--- Problem to work on ---
Drop every picture and give the entries back exactly.

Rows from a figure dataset
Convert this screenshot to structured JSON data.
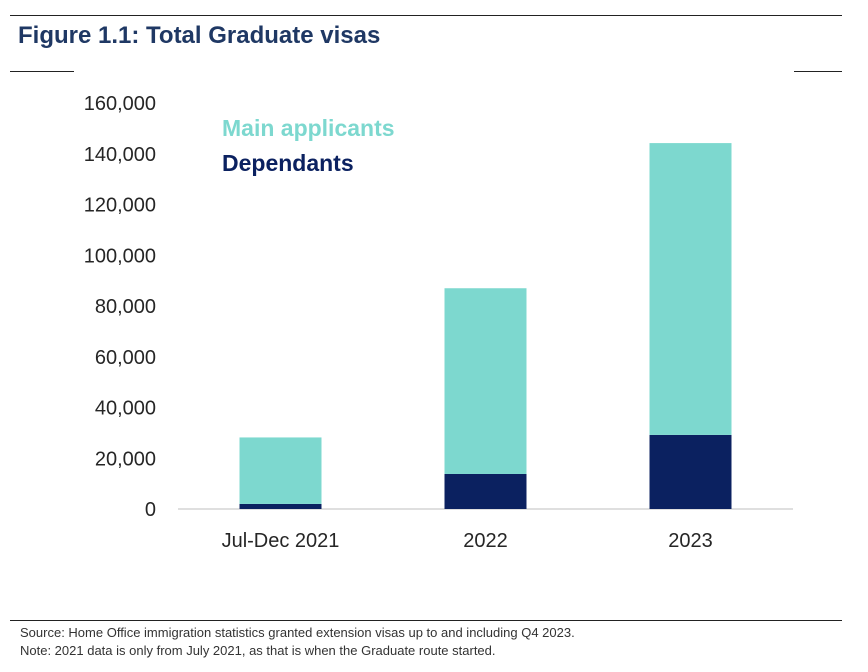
{
  "figure": {
    "title": "Figure 1.1: Total Graduate visas"
  },
  "chart_data": {
    "type": "bar",
    "stacked": true,
    "categories": [
      "Jul-Dec 2021",
      "2022",
      "2023"
    ],
    "series": [
      {
        "name": "Dependants",
        "values": [
          2000,
          13800,
          29200
        ],
        "color": "#0b2160"
      },
      {
        "name": "Main applicants",
        "values": [
          26200,
          73200,
          115000
        ],
        "color": "#7dd8cf"
      }
    ],
    "ylim": [
      0,
      160000
    ],
    "yticks": [
      0,
      20000,
      40000,
      60000,
      80000,
      100000,
      120000,
      140000,
      160000
    ],
    "ytick_labels": [
      "0",
      "20,000",
      "40,000",
      "60,000",
      "80,000",
      "100,000",
      "120,000",
      "140,000",
      "160,000"
    ],
    "legend": [
      {
        "label": "Main applicants",
        "color": "#7dd8cf"
      },
      {
        "label": "Dependants",
        "color": "#0b2160"
      }
    ],
    "legend_position": "top-left",
    "grid": false,
    "xlabel": "",
    "ylabel": ""
  },
  "notes": {
    "source": "Source: Home Office immigration statistics granted extension visas up to and including Q4 2023.",
    "note": "Note: 2021 data is only from July 2021, as that is when the Graduate route started."
  }
}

--- Task result ---
Convert this screenshot to structured JSON data.
{
  "figure": {
    "title": "Figure 1.1: Total Graduate visas"
  },
  "chart_data": {
    "type": "bar",
    "stacked": true,
    "categories": [
      "Jul-Dec 2021",
      "2022",
      "2023"
    ],
    "series": [
      {
        "name": "Dependants",
        "values": [
          2000,
          13800,
          29200
        ],
        "color": "#0b2160"
      },
      {
        "name": "Main applicants",
        "values": [
          26200,
          73200,
          115000
        ],
        "color": "#7dd8cf"
      }
    ],
    "ylim": [
      0,
      160000
    ],
    "yticks": [
      0,
      20000,
      40000,
      60000,
      80000,
      100000,
      120000,
      140000,
      160000
    ],
    "ytick_labels": [
      "0",
      "20,000",
      "40,000",
      "60,000",
      "80,000",
      "100,000",
      "120,000",
      "140,000",
      "160,000"
    ],
    "legend": [
      {
        "label": "Main applicants",
        "color": "#7dd8cf"
      },
      {
        "label": "Dependants",
        "color": "#0b2160"
      }
    ],
    "legend_position": "top-left",
    "grid": false,
    "xlabel": "",
    "ylabel": ""
  },
  "notes": {
    "source": "Source: Home Office immigration statistics granted extension visas up to and including Q4 2023.",
    "note": "Note: 2021 data is only from July 2021, as that is when the Graduate route started."
  }
}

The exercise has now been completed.